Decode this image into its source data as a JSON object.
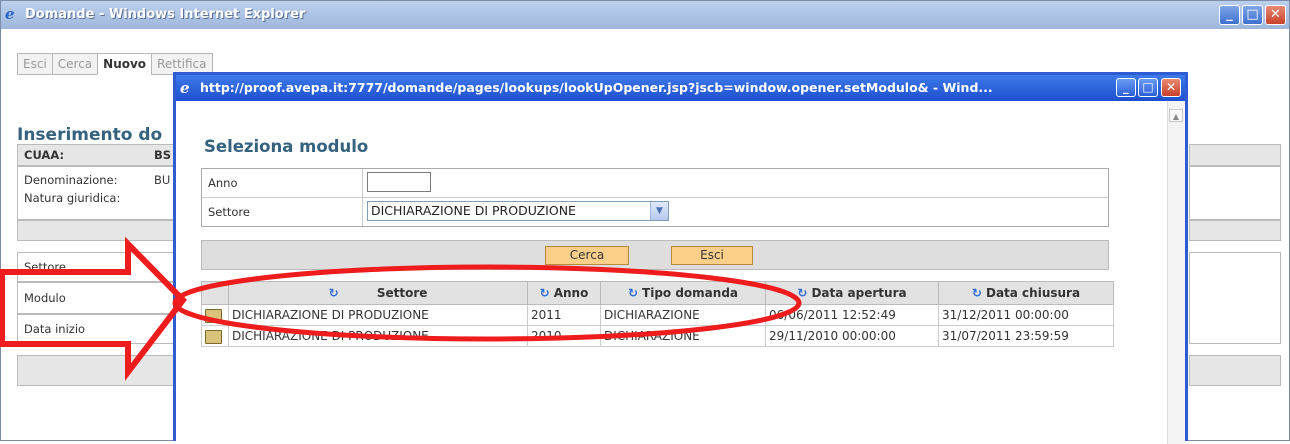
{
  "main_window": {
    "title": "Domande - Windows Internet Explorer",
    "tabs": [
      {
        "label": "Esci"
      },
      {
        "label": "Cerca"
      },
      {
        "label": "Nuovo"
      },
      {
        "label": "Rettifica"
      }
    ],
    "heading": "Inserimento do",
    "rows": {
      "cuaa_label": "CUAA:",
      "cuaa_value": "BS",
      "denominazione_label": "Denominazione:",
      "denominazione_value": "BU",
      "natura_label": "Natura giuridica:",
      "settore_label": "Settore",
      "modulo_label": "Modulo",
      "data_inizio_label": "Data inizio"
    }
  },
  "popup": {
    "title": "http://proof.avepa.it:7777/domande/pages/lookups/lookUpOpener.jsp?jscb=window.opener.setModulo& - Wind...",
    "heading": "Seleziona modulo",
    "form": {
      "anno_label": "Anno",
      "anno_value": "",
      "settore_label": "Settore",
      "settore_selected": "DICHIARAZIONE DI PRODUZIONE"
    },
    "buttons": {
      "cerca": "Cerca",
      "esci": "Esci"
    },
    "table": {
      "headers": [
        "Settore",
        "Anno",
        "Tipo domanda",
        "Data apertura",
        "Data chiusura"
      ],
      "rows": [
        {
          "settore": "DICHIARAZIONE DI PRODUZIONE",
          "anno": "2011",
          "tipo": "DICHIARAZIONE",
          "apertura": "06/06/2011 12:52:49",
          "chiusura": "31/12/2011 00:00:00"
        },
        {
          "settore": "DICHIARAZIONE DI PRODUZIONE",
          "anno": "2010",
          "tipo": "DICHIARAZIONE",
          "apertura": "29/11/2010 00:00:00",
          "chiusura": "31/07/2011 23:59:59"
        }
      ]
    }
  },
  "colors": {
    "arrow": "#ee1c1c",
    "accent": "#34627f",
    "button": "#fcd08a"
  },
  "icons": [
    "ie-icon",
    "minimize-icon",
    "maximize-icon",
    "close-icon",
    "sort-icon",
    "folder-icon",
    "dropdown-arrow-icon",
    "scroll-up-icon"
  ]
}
...
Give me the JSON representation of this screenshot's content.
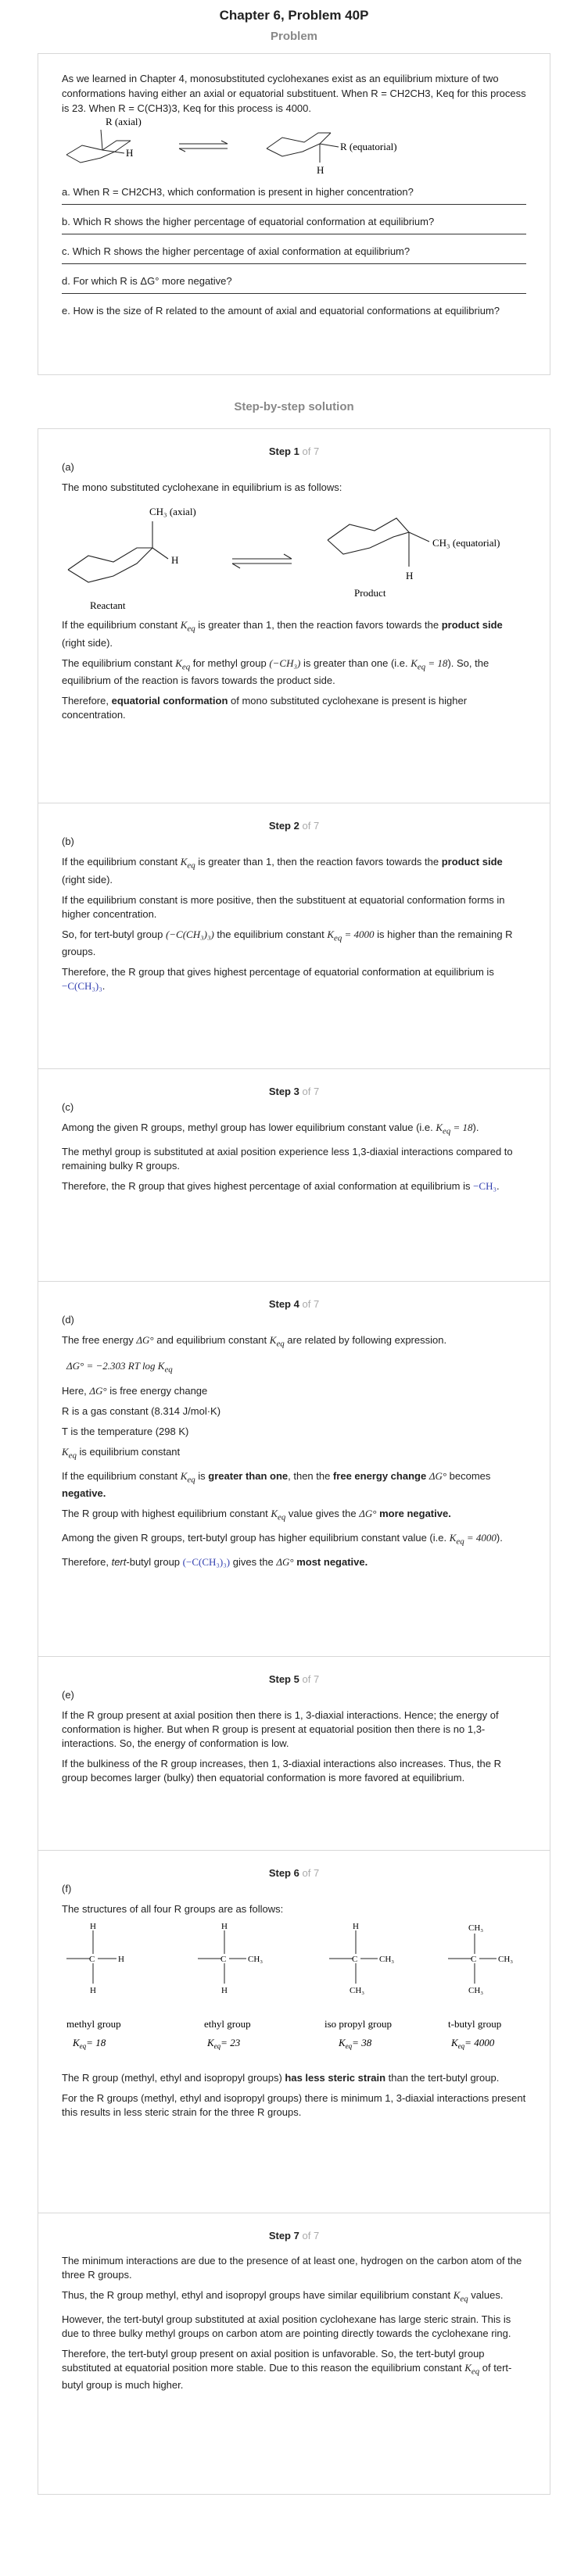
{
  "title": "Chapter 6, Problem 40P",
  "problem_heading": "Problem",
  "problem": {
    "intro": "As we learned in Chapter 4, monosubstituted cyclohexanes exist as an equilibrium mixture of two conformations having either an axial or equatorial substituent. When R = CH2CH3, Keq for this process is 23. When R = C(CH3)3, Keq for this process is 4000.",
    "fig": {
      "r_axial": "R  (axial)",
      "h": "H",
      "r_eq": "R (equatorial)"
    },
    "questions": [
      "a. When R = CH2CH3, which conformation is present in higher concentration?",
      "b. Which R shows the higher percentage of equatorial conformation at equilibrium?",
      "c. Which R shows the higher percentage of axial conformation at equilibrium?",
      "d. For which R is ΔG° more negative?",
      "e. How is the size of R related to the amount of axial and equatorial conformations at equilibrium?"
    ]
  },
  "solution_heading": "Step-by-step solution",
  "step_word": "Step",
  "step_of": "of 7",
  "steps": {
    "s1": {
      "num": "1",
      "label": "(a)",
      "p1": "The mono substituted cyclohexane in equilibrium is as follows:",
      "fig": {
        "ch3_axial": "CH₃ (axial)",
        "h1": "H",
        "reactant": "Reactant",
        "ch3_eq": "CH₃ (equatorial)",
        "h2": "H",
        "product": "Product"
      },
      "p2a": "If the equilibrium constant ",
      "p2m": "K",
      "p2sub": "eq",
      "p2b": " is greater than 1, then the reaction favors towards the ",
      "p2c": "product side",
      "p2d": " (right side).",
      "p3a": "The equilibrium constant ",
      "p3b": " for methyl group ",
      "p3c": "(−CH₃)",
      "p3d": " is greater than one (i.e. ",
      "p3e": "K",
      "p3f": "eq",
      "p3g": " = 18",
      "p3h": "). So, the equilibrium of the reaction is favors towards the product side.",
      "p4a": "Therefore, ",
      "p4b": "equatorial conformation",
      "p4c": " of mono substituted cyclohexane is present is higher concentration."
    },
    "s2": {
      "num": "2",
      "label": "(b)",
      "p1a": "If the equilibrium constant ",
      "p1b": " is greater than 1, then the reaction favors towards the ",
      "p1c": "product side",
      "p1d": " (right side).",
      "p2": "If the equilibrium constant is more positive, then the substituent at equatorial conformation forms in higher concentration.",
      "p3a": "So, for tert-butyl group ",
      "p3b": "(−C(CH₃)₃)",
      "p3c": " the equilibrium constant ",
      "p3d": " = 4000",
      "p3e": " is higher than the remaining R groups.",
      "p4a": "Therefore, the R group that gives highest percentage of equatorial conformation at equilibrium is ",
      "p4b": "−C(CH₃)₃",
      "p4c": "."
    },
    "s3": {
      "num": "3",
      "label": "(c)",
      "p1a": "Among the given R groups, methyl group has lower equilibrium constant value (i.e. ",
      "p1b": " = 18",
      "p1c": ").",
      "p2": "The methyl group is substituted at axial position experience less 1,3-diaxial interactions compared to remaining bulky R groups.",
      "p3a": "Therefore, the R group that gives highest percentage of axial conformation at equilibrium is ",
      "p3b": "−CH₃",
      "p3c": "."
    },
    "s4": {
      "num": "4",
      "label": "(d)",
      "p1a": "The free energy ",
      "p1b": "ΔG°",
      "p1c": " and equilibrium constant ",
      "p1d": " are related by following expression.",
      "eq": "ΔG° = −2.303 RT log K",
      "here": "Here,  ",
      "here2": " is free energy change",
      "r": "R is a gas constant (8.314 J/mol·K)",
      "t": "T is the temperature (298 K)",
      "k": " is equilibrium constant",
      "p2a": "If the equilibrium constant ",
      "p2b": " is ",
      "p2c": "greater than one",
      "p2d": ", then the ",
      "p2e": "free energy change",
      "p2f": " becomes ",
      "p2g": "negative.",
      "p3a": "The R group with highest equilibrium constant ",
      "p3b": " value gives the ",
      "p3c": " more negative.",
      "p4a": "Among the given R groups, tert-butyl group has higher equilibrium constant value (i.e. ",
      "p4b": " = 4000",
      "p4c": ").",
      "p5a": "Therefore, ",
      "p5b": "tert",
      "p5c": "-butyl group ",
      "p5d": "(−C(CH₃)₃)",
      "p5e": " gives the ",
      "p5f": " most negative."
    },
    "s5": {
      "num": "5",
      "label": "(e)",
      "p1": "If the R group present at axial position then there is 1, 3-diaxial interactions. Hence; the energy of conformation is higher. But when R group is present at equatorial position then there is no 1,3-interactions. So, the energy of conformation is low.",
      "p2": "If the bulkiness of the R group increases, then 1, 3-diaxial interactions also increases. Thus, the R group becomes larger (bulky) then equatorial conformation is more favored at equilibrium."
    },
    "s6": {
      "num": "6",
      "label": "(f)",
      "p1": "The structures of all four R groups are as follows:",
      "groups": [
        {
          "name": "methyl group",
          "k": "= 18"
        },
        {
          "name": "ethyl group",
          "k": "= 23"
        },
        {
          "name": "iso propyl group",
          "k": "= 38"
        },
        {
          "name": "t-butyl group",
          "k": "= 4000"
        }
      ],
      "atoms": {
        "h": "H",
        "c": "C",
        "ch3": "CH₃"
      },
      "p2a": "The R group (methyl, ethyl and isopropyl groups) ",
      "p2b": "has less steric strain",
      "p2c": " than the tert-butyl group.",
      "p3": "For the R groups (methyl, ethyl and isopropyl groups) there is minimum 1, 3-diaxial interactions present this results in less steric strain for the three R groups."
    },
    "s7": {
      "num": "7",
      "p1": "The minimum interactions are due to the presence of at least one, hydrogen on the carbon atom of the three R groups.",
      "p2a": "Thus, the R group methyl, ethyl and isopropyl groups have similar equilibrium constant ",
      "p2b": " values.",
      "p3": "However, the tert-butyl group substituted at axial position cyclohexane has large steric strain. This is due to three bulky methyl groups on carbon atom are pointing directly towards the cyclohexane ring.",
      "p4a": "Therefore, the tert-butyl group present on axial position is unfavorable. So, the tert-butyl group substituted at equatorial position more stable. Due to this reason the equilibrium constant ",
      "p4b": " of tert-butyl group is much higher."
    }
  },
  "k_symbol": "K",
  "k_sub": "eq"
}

## Task statement
Copy and report every line where the word "Chapter" is present.

## Response
  "title": "Chapter 6, Problem 40P",
    "intro": "As we learned in Chapter 4, monosubstituted cyclohexanes exist as an equilibrium mixture of two conformations having either an axial or equatorial substituent. When R = CH2CH3, Keq for this process is 23. When R = C(CH3)3, Keq for this process is 4000.",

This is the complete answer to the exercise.